▶ Dataset rows
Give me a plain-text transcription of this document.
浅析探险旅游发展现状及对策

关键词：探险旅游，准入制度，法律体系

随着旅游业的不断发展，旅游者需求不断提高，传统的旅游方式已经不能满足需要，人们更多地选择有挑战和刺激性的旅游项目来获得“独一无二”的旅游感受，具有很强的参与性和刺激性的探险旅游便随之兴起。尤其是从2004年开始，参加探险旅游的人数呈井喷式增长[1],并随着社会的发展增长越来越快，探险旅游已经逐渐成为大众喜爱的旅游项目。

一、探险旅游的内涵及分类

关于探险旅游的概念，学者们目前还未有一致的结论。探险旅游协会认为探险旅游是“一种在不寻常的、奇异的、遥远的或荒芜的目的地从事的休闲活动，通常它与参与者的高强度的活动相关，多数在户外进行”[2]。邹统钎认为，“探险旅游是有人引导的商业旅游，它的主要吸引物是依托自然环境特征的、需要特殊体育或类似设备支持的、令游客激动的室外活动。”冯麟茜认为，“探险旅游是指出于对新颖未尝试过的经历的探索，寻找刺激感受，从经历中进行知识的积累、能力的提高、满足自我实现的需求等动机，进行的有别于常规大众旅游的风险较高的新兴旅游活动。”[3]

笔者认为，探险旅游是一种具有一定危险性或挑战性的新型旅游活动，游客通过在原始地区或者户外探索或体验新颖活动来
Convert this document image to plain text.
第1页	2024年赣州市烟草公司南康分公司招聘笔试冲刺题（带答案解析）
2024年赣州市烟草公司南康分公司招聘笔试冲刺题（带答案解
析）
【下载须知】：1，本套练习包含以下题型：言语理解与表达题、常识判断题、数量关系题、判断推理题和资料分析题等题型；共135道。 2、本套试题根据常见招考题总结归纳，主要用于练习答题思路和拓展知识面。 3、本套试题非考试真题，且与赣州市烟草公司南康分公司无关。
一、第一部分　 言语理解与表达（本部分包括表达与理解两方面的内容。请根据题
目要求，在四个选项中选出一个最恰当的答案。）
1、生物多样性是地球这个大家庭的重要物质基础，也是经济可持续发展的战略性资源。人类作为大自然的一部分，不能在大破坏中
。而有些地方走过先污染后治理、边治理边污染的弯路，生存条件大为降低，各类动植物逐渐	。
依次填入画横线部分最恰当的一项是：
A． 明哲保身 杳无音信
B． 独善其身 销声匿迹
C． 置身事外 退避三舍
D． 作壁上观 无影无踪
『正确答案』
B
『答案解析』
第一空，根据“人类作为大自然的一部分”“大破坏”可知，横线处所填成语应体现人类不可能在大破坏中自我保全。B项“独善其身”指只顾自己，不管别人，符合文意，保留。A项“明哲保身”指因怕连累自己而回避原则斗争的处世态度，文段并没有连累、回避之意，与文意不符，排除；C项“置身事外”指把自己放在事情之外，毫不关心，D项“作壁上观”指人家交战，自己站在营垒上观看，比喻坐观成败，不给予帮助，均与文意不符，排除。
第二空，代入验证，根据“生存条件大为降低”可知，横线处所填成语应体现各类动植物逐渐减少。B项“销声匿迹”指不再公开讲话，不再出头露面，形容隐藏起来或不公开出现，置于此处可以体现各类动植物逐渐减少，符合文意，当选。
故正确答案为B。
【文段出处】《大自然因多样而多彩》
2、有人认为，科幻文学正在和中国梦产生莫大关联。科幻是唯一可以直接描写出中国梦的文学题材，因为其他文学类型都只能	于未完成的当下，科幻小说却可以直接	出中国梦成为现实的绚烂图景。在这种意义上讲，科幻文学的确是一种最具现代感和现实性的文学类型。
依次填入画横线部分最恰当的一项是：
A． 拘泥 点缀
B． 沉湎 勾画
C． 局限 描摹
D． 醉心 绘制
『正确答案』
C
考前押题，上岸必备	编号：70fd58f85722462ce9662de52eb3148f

▶ PROBLEM
Print the records above in full, exactly.

▶ SOLUTION FOR THIS EXERCISE
Give me a plain-text transcription of this document.
浅析探险旅游发展现状及对策

关键词：探险旅游，准入制度，法律体系

随着旅游业的不断发展，旅游者需求不断提高，传统的旅游方式已经不能满足需要，人们更多地选择有挑战和刺激性的旅游项目来获得“独一无二”的旅游感受，具有很强的参与性和刺激性的探险旅游便随之兴起。尤其是从2004年开始，参加探险旅游的人数呈井喷式增长[1],并随着社会的发展增长越来越快，探险旅游已经逐渐成为大众喜爱的旅游项目。

一、探险旅游的内涵及分类

关于探险旅游的概念，学者们目前还未有一致的结论。探险旅游协会认为探险旅游是“一种在不寻常的、奇异的、遥远的或荒芜的目的地从事的休闲活动，通常它与参与者的高强度的活动相关，多数在户外进行”[2]。邹统钎认为，“探险旅游是有人引导的商业旅游，它的主要吸引物是依托自然环境特征的、需要特殊体育或类似设备支持的、令游客激动的室外活动。”冯麟茜认为，“探险旅游是指出于对新颖未尝试过的经历的探索，寻找刺激感受，从经历中进行知识的积累、能力的提高、满足自我实现的需求等动机，进行的有别于常规大众旅游的风险较高的新兴旅游活动。”[3]

笔者认为，探险旅游是一种具有一定危险性或挑战性的新型旅游活动，游客通过在原始地区或者户外探索或体验新颖活动来
Convert this document image to plain text.
第1页	2024年赣州市烟草公司南康分公司招聘笔试冲刺题（带答案解析）
2024年赣州市烟草公司南康分公司招聘笔试冲刺题（带答案解
析）
【下载须知】：1，本套练习包含以下题型：言语理解与表达题、常识判断题、数量关系题、判断推理题和资料分析题等题型；共135道。 2、本套试题根据常见招考题总结归纳，主要用于练习答题思路和拓展知识面。 3、本套试题非考试真题，且与赣州市烟草公司南康分公司无关。
一、第一部分　 言语理解与表达（本部分包括表达与理解两方面的内容。请根据题
目要求，在四个选项中选出一个最恰当的答案。）
1、生物多样性是地球这个大家庭的重要物质基础，也是经济可持续发展的战略性资源。人类作为大自然的一部分，不能在大破坏中
。而有些地方走过先污染后治理、边治理边污染的弯路，生存条件大为降低，各类动植物逐渐	。
依次填入画横线部分最恰当的一项是：
A． 明哲保身 杳无音信
B． 独善其身 销声匿迹
C． 置身事外 退避三舍
D． 作壁上观 无影无踪
『正确答案』
B
『答案解析』
第一空，根据“人类作为大自然的一部分”“大破坏”可知，横线处所填成语应体现人类不可能在大破坏中自我保全。B项“独善其身”指只顾自己，不管别人，符合文意，保留。A项“明哲保身”指因怕连累自己而回避原则斗争的处世态度，文段并没有连累、回避之意，与文意不符，排除；C项“置身事外”指把自己放在事情之外，毫不关心，D项“作壁上观”指人家交战，自己站在营垒上观看，比喻坐观成败，不给予帮助，均与文意不符，排除。
第二空，代入验证，根据“生存条件大为降低”可知，横线处所填成语应体现各类动植物逐渐减少。B项“销声匿迹”指不再公开讲话，不再出头露面，形容隐藏起来或不公开出现，置于此处可以体现各类动植物逐渐减少，符合文意，当选。
故正确答案为B。
【文段出处】《大自然因多样而多彩》
2、有人认为，科幻文学正在和中国梦产生莫大关联。科幻是唯一可以直接描写出中国梦的文学题材，因为其他文学类型都只能	于未完成的当下，科幻小说却可以直接	出中国梦成为现实的绚烂图景。在这种意义上讲，科幻文学的确是一种最具现代感和现实性的文学类型。
依次填入画横线部分最恰当的一项是：
A． 拘泥 点缀
B． 沉湎 勾画
C． 局限 描摹
D． 醉心 绘制
『正确答案』
C
考前押题，上岸必备	编号：70fd58f85722462ce9662de52eb3148f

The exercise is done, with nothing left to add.